[TO DO]
Find how many lines hold the word "去中心化的web服务". Give only the number.

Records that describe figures
-- Start --

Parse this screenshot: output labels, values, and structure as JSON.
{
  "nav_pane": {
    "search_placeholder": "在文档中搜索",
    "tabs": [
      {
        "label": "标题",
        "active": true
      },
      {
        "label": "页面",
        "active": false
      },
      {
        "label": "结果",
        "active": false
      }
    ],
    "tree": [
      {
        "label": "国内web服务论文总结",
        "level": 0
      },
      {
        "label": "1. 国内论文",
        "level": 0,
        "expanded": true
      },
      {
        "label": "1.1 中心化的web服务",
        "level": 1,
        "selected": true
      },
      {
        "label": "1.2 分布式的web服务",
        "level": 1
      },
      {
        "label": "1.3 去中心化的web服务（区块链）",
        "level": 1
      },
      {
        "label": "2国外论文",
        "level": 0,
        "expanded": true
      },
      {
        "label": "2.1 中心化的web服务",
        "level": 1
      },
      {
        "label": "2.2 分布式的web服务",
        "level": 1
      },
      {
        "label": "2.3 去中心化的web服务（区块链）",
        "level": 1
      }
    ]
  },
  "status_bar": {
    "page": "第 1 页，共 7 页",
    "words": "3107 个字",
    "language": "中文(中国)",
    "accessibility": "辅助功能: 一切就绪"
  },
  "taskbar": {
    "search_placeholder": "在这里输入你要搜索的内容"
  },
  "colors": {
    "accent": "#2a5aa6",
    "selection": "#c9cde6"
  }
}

-- End --

[FINAL RESULT]
2